▸ WHAT NEEDS TO BE DONE: Look through the data below. Show each line where the string "boundary" occurs.

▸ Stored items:
★ ★ ★ ★ ★

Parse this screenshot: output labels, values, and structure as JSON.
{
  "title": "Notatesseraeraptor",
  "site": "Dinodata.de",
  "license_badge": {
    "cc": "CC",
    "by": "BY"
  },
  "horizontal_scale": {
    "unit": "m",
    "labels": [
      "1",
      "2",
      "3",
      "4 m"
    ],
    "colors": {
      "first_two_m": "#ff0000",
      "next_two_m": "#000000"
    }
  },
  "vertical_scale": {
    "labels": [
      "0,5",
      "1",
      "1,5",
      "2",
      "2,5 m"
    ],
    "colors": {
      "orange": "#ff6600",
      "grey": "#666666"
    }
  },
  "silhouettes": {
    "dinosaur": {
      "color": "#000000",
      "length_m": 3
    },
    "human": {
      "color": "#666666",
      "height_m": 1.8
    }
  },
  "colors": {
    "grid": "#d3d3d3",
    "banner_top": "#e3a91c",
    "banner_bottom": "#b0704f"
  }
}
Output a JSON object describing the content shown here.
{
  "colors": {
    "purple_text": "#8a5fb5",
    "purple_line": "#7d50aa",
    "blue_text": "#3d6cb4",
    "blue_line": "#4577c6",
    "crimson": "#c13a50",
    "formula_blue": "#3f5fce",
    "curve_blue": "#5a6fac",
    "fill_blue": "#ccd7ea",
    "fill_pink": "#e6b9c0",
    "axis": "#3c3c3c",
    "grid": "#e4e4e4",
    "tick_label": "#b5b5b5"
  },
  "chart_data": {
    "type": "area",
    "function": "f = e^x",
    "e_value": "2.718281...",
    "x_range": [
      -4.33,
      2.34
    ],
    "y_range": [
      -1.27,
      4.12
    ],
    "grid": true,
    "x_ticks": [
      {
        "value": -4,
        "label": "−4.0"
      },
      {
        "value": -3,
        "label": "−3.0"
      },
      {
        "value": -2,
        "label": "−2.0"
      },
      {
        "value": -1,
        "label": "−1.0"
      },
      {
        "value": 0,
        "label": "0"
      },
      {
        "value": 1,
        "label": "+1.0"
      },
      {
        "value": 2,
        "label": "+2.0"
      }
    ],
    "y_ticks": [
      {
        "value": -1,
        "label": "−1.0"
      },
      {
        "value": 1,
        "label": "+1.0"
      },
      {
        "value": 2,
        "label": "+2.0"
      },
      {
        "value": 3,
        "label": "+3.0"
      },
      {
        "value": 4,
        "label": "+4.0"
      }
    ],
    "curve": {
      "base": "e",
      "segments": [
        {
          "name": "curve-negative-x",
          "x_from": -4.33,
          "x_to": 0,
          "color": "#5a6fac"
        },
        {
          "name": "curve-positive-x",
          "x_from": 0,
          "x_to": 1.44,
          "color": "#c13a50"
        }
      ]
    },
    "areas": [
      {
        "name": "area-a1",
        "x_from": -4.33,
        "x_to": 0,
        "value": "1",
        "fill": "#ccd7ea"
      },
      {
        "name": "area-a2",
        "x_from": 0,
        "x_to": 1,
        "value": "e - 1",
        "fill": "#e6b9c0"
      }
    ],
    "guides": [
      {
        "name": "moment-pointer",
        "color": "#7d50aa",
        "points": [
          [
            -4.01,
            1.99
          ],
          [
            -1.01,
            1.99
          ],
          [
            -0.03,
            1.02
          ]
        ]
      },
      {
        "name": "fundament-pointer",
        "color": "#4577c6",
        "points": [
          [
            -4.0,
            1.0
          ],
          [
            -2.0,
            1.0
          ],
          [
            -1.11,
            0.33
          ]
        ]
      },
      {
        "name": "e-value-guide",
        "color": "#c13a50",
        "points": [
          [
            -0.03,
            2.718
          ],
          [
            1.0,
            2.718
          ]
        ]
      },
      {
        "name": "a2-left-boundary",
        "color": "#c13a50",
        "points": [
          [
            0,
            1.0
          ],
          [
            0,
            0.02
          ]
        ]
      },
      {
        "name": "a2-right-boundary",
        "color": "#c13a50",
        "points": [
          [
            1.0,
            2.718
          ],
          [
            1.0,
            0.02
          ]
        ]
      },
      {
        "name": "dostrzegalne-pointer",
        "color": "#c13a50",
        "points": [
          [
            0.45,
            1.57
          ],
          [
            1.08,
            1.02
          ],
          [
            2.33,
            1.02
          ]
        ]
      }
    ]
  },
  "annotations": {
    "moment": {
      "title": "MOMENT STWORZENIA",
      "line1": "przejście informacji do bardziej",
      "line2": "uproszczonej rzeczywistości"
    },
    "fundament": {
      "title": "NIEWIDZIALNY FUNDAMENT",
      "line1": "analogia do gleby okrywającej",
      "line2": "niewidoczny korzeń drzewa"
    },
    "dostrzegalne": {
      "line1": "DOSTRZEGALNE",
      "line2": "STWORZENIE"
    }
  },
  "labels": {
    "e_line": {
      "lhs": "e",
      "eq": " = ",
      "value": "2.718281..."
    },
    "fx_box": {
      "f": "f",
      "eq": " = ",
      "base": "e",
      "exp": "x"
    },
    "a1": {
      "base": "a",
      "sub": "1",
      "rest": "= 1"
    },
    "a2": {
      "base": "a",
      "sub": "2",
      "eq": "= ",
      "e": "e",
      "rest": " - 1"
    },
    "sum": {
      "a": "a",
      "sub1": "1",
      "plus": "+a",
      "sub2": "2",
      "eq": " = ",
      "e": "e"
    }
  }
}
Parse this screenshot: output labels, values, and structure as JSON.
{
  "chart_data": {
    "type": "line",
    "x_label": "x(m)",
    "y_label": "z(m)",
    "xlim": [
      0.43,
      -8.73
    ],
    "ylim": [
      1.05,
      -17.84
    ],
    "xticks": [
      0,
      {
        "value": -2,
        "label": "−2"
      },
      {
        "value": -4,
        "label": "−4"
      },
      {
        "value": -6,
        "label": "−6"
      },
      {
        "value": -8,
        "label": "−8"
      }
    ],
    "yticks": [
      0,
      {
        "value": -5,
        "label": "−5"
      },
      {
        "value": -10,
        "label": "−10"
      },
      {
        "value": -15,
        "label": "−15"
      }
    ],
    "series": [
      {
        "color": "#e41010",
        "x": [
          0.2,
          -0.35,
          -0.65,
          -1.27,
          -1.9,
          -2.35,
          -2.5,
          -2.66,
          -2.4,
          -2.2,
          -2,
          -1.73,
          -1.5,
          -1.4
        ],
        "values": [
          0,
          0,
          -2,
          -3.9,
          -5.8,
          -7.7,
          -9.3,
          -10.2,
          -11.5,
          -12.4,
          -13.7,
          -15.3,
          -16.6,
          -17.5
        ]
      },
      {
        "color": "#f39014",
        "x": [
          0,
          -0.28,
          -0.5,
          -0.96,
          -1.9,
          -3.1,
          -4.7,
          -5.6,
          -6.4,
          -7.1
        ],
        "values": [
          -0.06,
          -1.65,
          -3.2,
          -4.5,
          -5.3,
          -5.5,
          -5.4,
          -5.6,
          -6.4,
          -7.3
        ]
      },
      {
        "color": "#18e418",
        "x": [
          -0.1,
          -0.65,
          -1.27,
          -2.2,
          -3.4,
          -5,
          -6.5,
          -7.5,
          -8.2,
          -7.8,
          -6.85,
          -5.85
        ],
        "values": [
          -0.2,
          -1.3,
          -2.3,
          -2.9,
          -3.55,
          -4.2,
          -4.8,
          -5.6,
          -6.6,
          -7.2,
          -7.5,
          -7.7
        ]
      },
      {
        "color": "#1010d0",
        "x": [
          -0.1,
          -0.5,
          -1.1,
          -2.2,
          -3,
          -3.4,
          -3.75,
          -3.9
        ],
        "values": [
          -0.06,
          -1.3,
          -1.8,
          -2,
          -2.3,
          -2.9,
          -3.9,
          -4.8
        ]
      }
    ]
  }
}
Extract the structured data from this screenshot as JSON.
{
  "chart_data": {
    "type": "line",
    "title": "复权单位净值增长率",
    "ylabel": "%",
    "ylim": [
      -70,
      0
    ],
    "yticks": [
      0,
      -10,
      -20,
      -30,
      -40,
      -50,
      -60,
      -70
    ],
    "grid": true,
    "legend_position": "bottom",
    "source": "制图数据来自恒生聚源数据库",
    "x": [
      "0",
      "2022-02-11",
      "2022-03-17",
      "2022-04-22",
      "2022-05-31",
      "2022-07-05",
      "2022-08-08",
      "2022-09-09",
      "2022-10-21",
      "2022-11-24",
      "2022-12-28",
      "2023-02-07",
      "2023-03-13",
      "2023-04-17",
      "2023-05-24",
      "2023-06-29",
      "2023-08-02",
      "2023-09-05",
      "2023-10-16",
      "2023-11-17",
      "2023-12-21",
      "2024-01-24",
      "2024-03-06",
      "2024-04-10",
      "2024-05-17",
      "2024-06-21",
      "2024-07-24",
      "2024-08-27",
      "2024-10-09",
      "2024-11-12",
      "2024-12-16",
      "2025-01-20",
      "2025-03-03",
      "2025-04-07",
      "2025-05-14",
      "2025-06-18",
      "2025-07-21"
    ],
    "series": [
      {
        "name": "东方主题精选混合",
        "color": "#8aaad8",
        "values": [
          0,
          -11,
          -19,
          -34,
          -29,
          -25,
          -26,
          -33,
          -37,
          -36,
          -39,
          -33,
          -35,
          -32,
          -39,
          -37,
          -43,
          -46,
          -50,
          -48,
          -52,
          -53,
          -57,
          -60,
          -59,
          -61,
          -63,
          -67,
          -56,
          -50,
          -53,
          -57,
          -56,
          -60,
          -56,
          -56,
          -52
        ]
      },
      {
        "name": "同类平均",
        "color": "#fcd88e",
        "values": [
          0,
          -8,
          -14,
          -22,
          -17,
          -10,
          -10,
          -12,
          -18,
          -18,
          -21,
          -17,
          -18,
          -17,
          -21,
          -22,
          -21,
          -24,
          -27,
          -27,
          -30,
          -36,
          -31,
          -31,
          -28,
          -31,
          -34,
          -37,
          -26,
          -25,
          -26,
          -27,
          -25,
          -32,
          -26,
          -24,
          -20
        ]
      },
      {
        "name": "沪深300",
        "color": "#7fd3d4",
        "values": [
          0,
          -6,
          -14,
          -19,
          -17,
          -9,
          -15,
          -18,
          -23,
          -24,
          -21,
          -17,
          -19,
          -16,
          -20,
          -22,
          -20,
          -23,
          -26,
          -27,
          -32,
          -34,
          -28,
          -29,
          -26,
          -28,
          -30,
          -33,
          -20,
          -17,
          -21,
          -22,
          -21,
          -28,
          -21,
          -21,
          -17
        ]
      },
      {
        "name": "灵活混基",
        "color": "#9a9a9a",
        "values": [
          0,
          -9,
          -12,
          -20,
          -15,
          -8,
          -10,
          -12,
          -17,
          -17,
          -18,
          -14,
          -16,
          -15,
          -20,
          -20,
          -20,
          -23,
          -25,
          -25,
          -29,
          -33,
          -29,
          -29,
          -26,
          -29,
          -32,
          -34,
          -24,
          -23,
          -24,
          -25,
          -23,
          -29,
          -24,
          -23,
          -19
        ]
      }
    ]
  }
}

★ ★ ★ ★ ★

▸ SOLUTION FOR THIS TASK:
        "name": "a2-left-boundary",
        "name": "a2-right-boundary",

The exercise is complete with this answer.